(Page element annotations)
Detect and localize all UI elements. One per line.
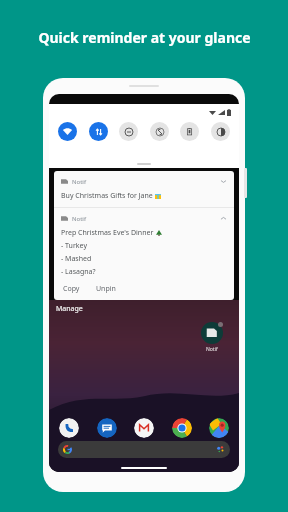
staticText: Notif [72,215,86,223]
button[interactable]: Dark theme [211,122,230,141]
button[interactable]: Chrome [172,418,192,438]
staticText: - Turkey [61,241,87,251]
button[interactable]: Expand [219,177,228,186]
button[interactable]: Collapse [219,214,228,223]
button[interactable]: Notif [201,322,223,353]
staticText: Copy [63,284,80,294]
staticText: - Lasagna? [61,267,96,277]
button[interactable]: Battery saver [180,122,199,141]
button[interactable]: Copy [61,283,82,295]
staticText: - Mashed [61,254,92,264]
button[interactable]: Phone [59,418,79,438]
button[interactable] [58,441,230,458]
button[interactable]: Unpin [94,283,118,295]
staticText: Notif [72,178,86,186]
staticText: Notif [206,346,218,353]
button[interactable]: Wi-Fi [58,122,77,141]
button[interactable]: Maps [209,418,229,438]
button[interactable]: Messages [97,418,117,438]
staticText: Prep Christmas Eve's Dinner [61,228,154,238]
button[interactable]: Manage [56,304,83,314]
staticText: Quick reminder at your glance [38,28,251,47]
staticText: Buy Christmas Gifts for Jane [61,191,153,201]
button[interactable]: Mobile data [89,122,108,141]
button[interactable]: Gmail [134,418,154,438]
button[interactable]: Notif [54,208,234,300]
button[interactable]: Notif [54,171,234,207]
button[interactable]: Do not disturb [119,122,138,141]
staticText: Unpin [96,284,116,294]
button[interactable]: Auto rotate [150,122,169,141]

---

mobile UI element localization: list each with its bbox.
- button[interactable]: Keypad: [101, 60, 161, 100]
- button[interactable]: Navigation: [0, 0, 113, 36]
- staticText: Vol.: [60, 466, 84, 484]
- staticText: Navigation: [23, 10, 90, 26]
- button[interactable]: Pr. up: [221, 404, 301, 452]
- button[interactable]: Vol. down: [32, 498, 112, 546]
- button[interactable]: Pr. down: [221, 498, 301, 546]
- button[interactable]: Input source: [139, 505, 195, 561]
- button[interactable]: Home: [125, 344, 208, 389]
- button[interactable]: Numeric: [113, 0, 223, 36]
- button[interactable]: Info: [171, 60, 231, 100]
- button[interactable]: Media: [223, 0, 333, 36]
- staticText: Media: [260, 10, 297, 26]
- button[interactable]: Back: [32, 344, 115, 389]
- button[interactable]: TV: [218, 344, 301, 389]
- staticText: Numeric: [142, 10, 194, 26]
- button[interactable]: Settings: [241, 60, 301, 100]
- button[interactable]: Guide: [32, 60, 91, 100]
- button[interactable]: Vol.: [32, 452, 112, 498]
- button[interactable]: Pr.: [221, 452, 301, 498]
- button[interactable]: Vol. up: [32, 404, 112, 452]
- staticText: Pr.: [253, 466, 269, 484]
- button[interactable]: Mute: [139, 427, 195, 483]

Written task: Rewrite only the part of the items that opens with the line containing "staticText: Notif [72,215,86,223]" and closes with the line containing "button[interactable]: Messages [97,418,117,438]", swapping "Copy" for "Duplicate" and keeping everything else the same.

Answer to the task:
staticText: Notif [72,215,86,223]
button[interactable]: Dark theme [211,122,230,141]
button[interactable]: Chrome [172,418,192,438]
staticText: - Turkey [61,241,87,251]
button[interactable]: Expand [219,177,228,186]
button[interactable]: Collapse [219,214,228,223]
button[interactable]: Notif [201,322,223,353]
staticText: Duplicate [63,284,80,294]
staticText: - Lasagna? [61,267,96,277]
button[interactable]: Battery saver [180,122,199,141]
button[interactable]: Duplicate [61,283,82,295]
staticText: - Mashed [61,254,92,264]
button[interactable]: Phone [59,418,79,438]
button[interactable] [58,441,230,458]
button[interactable]: Unpin [94,283,118,295]
staticText: Notif [72,178,86,186]
staticText: Notif [206,346,218,353]
button[interactable]: Wi-Fi [58,122,77,141]
button[interactable]: Maps [209,418,229,438]
button[interactable]: Messages [97,418,117,438]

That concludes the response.